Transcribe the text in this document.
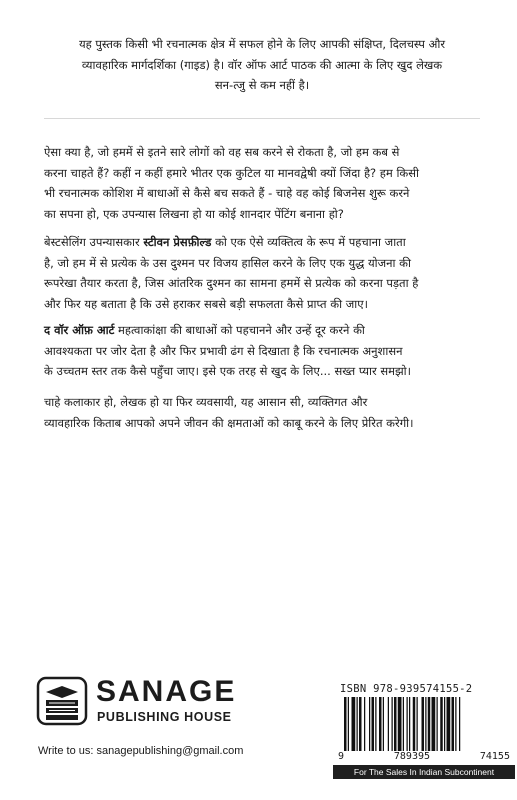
यह पुस्तक किसी भी रचनात्मक क्षेत्र में सफल होने के लिए आपकी संक्षिप्त, दिलचस्प और
व्यावहारिक मार्गदर्शिका (गाइड) है। वॉर ऑफ आर्ट पाठक की आत्मा के लिए खुद लेखक
सन-त्जु से कम नहीं है।

ऐसा क्या है, जो हममें से इतने सारे लोगों को वह सब करने से रोकता है, जो हम कब से
करना चाहते हैं? कहीं न कहीं हमारे भीतर एक कुटिल या मानवद्वेषी क्यों जिंदा है? हम किसी
भी रचनात्मक कोशिश में बाधाओं से कैसे बच सकते हैं - चाहे वह कोई बिजनेस शुरू करने
का सपना हो, एक उपन्यास लिखना हो या कोई शानदार पेंटिंग बनाना हो?

बेस्टसेलिंग उपन्यासकार स्टीवन प्रेसफ़ील्ड को एक ऐसे व्यक्तित्व के रूप में पहचाना जाता
है, जो हम में से प्रत्येक के उस दुश्मन पर विजय हासिल करने के लिए एक युद्ध योजना की
रूपरेखा तैयार करता है, जिस आंतरिक दुश्मन का सामना हममें से प्रत्येक को करना पड़ता है
और फिर यह बताता है कि उसे हराकर सबसे बड़ी सफलता कैसे प्राप्त की जाए।

द वॉर ऑफ़ आर्ट महत्वाकांक्षा की बाधाओं को पहचानने और उन्हें दूर करने की
आवश्यकता पर जोर देता है और फिर प्रभावी ढंग से दिखाता है कि रचनात्मक अनुशासन
के उच्चतम स्तर तक कैसे पहुँचा जाए। इसे एक तरह से खुद के लिए... सख्त प्यार समझो।

चाहे कलाकार हो, लेखक हो या फिर व्यवसायी, यह आसान सी, व्यक्तिगत और
व्यावहारिक किताब आपको अपने जीवन की क्षमताओं को काबू करने के लिए प्रेरित करेगी।

SANAGE
PUBLISHING HOUSE
Write to us: sanagepublishing@gmail.com
ISBN 978-939574155-2
9	789395	74155
For The Sales In Indian Subcontinent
· · · · ·
[What is asked]: Strip out the pictures and quote the remaining data word for word.

[Answer in full]:
Transcribe the text in this document.
यह पुस्तक किसी भी रचनात्मक क्षेत्र में सफल होने के लिए आपकी संक्षिप्त, दिलचस्प और
व्यावहारिक मार्गदर्शिका (गाइड) है। वॉर ऑफ आर्ट पाठक की आत्मा के लिए खुद लेखक
सन-त्जु से कम नहीं है।

ऐसा क्या है, जो हममें से इतने सारे लोगों को वह सब करने से रोकता है, जो हम कब से
करना चाहते हैं? कहीं न कहीं हमारे भीतर एक कुटिल या मानवद्वेषी क्यों जिंदा है? हम किसी
भी रचनात्मक कोशिश में बाधाओं से कैसे बच सकते हैं - चाहे वह कोई बिजनेस शुरू करने
का सपना हो, एक उपन्यास लिखना हो या कोई शानदार पेंटिंग बनाना हो?

बेस्टसेलिंग उपन्यासकार स्टीवन प्रेसफ़ील्ड को एक ऐसे व्यक्तित्व के रूप में पहचाना जाता
है, जो हम में से प्रत्येक के उस दुश्मन पर विजय हासिल करने के लिए एक युद्ध योजना की
रूपरेखा तैयार करता है, जिस आंतरिक दुश्मन का सामना हममें से प्रत्येक को करना पड़ता है
और फिर यह बताता है कि उसे हराकर सबसे बड़ी सफलता कैसे प्राप्त की जाए।

द वॉर ऑफ़ आर्ट महत्वाकांक्षा की बाधाओं को पहचानने और उन्हें दूर करने की
आवश्यकता पर जोर देता है और फिर प्रभावी ढंग से दिखाता है कि रचनात्मक अनुशासन
के उच्चतम स्तर तक कैसे पहुँचा जाए। इसे एक तरह से खुद के लिए... सख्त प्यार समझो।

चाहे कलाकार हो, लेखक हो या फिर व्यवसायी, यह आसान सी, व्यक्तिगत और
व्यावहारिक किताब आपको अपने जीवन की क्षमताओं को काबू करने के लिए प्रेरित करेगी।

SANAGE
PUBLISHING HOUSE
Write to us: sanagepublishing@gmail.com
ISBN 978-939574155-2
9	789395	74155
For The Sales In Indian Subcontinent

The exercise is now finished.